» **GIVEN EXERCISE**:
Gather each line in the entries that includes the string "JSON".

» **DATA SHOWN**:
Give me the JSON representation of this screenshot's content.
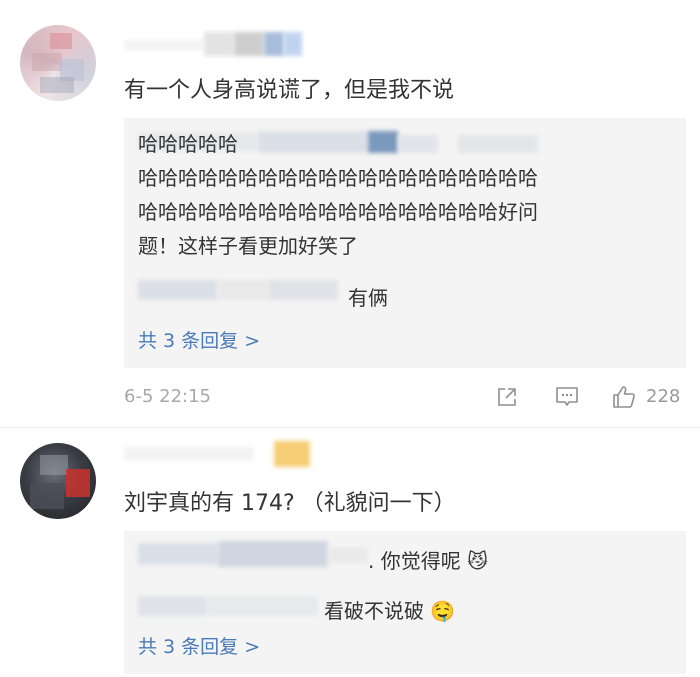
{
  "comments": [
    {
      "text": "有一个人身高说谎了，但是我不说",
      "replies": [
        {
          "text": "哈哈哈哈哈\n哈哈哈哈哈哈哈哈哈哈哈哈哈哈哈哈哈哈哈哈\n哈哈哈哈哈哈哈哈哈哈哈哈哈哈哈哈哈哈好问\n题！这样子看更加好笑了"
        },
        {
          "text": "有俩"
        }
      ],
      "more_replies": "共 3 条回复 >",
      "time": "6-5 22:15",
      "like_count": "228"
    },
    {
      "text": "刘宇真的有 174? （礼貌问一下）",
      "replies": [
        {
          "text": ". 你觉得呢",
          "emoji": "😼"
        },
        {
          "text": "看破不说破",
          "emoji": "🤤"
        }
      ],
      "more_replies": "共 3 条回复 >"
    }
  ],
  "icons": {
    "share": "share-icon",
    "comment": "comment-icon",
    "like": "thumbs-up-icon"
  },
  "colors": {
    "link": "#4a7ab8",
    "meta": "#a8a8a8",
    "reply_bg": "#f4f4f4"
  }
}
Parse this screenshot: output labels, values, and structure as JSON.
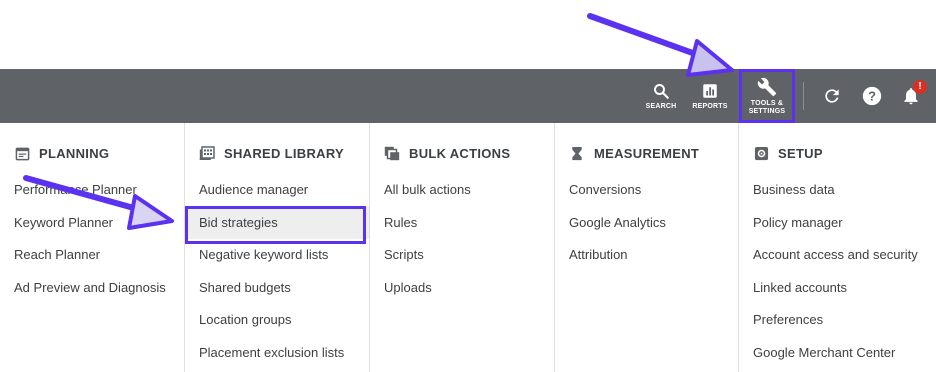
{
  "topbar": {
    "search_label": "SEARCH",
    "reports_label": "REPORTS",
    "tools_label": "TOOLS &\nSETTINGS",
    "notification_count": "!"
  },
  "columns": [
    {
      "title": "PLANNING",
      "icon": "calendar-icon",
      "items": [
        "Performance Planner",
        "Keyword Planner",
        "Reach Planner",
        "Ad Preview and Diagnosis"
      ]
    },
    {
      "title": "SHARED LIBRARY",
      "icon": "library-icon",
      "items": [
        "Audience manager",
        "Bid strategies",
        "Negative keyword lists",
        "Shared budgets",
        "Location groups",
        "Placement exclusion lists"
      ]
    },
    {
      "title": "BULK ACTIONS",
      "icon": "copy-icon",
      "items": [
        "All bulk actions",
        "Rules",
        "Scripts",
        "Uploads"
      ]
    },
    {
      "title": "MEASUREMENT",
      "icon": "hourglass-icon",
      "items": [
        "Conversions",
        "Google Analytics",
        "Attribution"
      ]
    },
    {
      "title": "SETUP",
      "icon": "settings-icon",
      "items": [
        "Business data",
        "Policy manager",
        "Account access and security",
        "Linked accounts",
        "Preferences",
        "Google Merchant Center"
      ]
    }
  ],
  "colors": {
    "topbar": "#5f6368",
    "highlight": "#5b32f0",
    "badge": "#d93025"
  }
}
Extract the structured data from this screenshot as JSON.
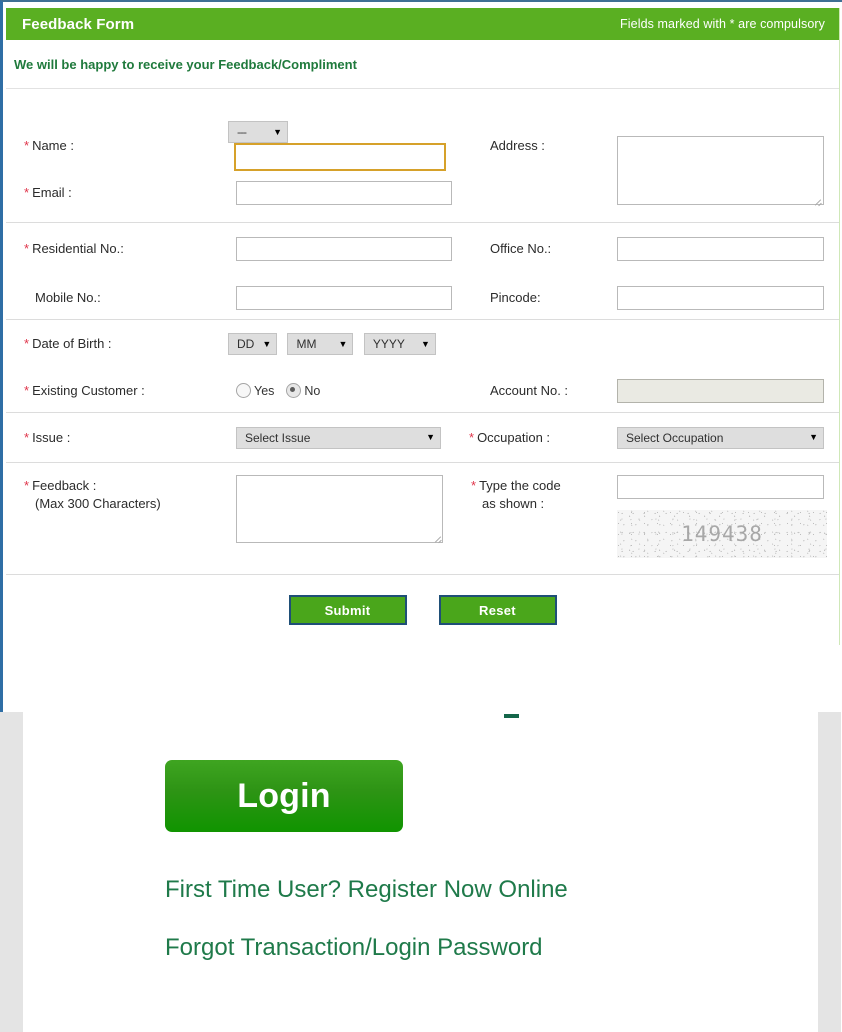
{
  "form": {
    "header_title": "Feedback Form",
    "header_note": "Fields marked with * are compulsory",
    "subtitle": "We will be happy to receive your Feedback/Compliment",
    "required_marker": "*",
    "caret": "▼",
    "fields": {
      "name_label": "Name :",
      "name_title_value": "---",
      "name_value": "",
      "address_label": "Address :",
      "address_value": "",
      "email_label": "Email :",
      "email_value": "",
      "residential_label": "Residential No.:",
      "residential_value": "",
      "office_label": "Office No.:",
      "office_value": "",
      "mobile_label": "Mobile No.:",
      "mobile_value": "",
      "pincode_label": "Pincode:",
      "pincode_value": "",
      "dob_label": "Date of Birth :",
      "dob_day": "DD",
      "dob_month": "MM",
      "dob_year": "YYYY",
      "existing_customer_label": "Existing Customer :",
      "radio_yes_label": "Yes",
      "radio_no_label": "No",
      "existing_customer_selected": "No",
      "account_label": "Account No. :",
      "account_value": "",
      "issue_label": "Issue :",
      "issue_value": "Select Issue",
      "occupation_label": "Occupation :",
      "occupation_value": "Select Occupation",
      "feedback_label": "Feedback :",
      "feedback_label_2": "(Max 300 Characters)",
      "feedback_value": "",
      "captcha_label": "Type the code",
      "captcha_label_2": "as shown :",
      "captcha_input_value": "",
      "captcha_code": "149438"
    },
    "buttons": {
      "submit": "Submit",
      "reset": "Reset"
    }
  },
  "login": {
    "login_button": "Login",
    "register_link": "First Time User? Register Now Online",
    "forgot_link": "Forgot Transaction/Login Password"
  },
  "colors": {
    "header_green": "#5aaf22",
    "link_green": "#1f7a4a",
    "button_green": "#4aa61b",
    "required_red": "#e0344a",
    "focus_gold": "#d6a12a",
    "subtitle_green": "#1f7a3c"
  }
}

» **WRITTEN SOLUTION**:
Give me the JSON representation of this screenshot's content.
Parse this screenshot: output labels, values, and structure as JSON.
Extract the structured data from this screenshot as JSON.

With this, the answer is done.